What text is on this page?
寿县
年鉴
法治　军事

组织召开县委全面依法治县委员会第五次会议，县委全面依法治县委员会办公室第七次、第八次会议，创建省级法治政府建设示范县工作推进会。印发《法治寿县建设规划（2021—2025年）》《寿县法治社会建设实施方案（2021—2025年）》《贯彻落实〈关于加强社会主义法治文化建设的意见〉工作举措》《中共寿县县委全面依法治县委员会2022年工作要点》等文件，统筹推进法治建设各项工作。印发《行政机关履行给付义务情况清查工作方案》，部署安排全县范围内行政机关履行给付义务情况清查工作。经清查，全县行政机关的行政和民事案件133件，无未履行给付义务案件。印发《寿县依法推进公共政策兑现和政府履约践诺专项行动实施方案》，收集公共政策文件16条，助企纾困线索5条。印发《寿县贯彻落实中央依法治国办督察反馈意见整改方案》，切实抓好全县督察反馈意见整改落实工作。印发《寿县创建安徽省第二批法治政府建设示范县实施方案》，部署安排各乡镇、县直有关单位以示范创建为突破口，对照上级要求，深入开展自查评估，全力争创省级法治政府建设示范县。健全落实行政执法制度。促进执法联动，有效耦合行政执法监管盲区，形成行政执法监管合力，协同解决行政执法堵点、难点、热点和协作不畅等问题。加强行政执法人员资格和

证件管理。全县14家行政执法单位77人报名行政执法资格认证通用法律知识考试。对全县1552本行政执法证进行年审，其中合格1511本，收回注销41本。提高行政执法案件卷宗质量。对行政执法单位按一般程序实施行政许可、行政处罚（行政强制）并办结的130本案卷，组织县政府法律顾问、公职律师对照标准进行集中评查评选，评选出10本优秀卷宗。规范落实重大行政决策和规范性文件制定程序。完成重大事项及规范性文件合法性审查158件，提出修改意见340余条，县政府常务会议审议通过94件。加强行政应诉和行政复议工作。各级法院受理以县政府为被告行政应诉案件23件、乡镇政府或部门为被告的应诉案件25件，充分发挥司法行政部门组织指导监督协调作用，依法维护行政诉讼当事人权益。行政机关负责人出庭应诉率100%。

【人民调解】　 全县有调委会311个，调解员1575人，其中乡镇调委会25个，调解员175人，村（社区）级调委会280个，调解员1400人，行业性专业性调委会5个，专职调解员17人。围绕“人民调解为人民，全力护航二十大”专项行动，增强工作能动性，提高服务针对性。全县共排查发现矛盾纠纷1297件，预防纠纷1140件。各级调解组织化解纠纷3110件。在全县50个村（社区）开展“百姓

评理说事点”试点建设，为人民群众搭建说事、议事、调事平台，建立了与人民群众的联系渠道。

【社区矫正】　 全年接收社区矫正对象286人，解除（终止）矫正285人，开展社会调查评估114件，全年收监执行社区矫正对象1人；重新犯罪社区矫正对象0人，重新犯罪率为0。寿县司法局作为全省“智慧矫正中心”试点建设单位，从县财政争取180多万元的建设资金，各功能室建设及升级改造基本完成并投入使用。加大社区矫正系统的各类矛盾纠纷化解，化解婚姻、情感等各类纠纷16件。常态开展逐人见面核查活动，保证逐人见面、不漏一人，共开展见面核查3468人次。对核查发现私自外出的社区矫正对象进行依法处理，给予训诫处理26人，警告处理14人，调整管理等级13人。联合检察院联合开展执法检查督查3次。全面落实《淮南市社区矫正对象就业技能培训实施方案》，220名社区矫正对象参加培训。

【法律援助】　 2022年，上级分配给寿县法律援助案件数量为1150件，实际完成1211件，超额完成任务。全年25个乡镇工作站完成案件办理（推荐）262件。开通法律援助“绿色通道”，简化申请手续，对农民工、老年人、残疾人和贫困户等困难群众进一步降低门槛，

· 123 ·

⁂

**The exercise**
Extract every record. Keep wording exact.

**Answer for this exercise**
What text is on this page?
寿县
年鉴
法治　军事

组织召开县委全面依法治县委员会第五次会议，县委全面依法治县委员会办公室第七次、第八次会议，创建省级法治政府建设示范县工作推进会。印发《法治寿县建设规划（2021—2025年）》《寿县法治社会建设实施方案（2021—2025年）》《贯彻落实〈关于加强社会主义法治文化建设的意见〉工作举措》《中共寿县县委全面依法治县委员会2022年工作要点》等文件，统筹推进法治建设各项工作。印发《行政机关履行给付义务情况清查工作方案》，部署安排全县范围内行政机关履行给付义务情况清查工作。经清查，全县行政机关的行政和民事案件133件，无未履行给付义务案件。印发《寿县依法推进公共政策兑现和政府履约践诺专项行动实施方案》，收集公共政策文件16条，助企纾困线索5条。印发《寿县贯彻落实中央依法治国办督察反馈意见整改方案》，切实抓好全县督察反馈意见整改落实工作。印发《寿县创建安徽省第二批法治政府建设示范县实施方案》，部署安排各乡镇、县直有关单位以示范创建为突破口，对照上级要求，深入开展自查评估，全力争创省级法治政府建设示范县。健全落实行政执法制度。促进执法联动，有效耦合行政执法监管盲区，形成行政执法监管合力，协同解决行政执法堵点、难点、热点和协作不畅等问题。加强行政执法人员资格和

证件管理。全县14家行政执法单位77人报名行政执法资格认证通用法律知识考试。对全县1552本行政执法证进行年审，其中合格1511本，收回注销41本。提高行政执法案件卷宗质量。对行政执法单位按一般程序实施行政许可、行政处罚（行政强制）并办结的130本案卷，组织县政府法律顾问、公职律师对照标准进行集中评查评选，评选出10本优秀卷宗。规范落实重大行政决策和规范性文件制定程序。完成重大事项及规范性文件合法性审查158件，提出修改意见340余条，县政府常务会议审议通过94件。加强行政应诉和行政复议工作。各级法院受理以县政府为被告行政应诉案件23件、乡镇政府或部门为被告的应诉案件25件，充分发挥司法行政部门组织指导监督协调作用，依法维护行政诉讼当事人权益。行政机关负责人出庭应诉率100%。

【人民调解】　 全县有调委会311个，调解员1575人，其中乡镇调委会25个，调解员175人，村（社区）级调委会280个，调解员1400人，行业性专业性调委会5个，专职调解员17人。围绕“人民调解为人民，全力护航二十大”专项行动，增强工作能动性，提高服务针对性。全县共排查发现矛盾纠纷1297件，预防纠纷1140件。各级调解组织化解纠纷3110件。在全县50个村（社区）开展“百姓

评理说事点”试点建设，为人民群众搭建说事、议事、调事平台，建立了与人民群众的联系渠道。

【社区矫正】　 全年接收社区矫正对象286人，解除（终止）矫正285人，开展社会调查评估114件，全年收监执行社区矫正对象1人；重新犯罪社区矫正对象0人，重新犯罪率为0。寿县司法局作为全省“智慧矫正中心”试点建设单位，从县财政争取180多万元的建设资金，各功能室建设及升级改造基本完成并投入使用。加大社区矫正系统的各类矛盾纠纷化解，化解婚姻、情感等各类纠纷16件。常态开展逐人见面核查活动，保证逐人见面、不漏一人，共开展见面核查3468人次。对核查发现私自外出的社区矫正对象进行依法处理，给予训诫处理26人，警告处理14人，调整管理等级13人。联合检察院联合开展执法检查督查3次。全面落实《淮南市社区矫正对象就业技能培训实施方案》，220名社区矫正对象参加培训。

【法律援助】　 2022年，上级分配给寿县法律援助案件数量为1150件，实际完成1211件，超额完成任务。全年25个乡镇工作站完成案件办理（推荐）262件。开通法律援助“绿色通道”，简化申请手续，对农民工、老年人、残疾人和贫困户等困难群众进一步降低门槛，

· 123 ·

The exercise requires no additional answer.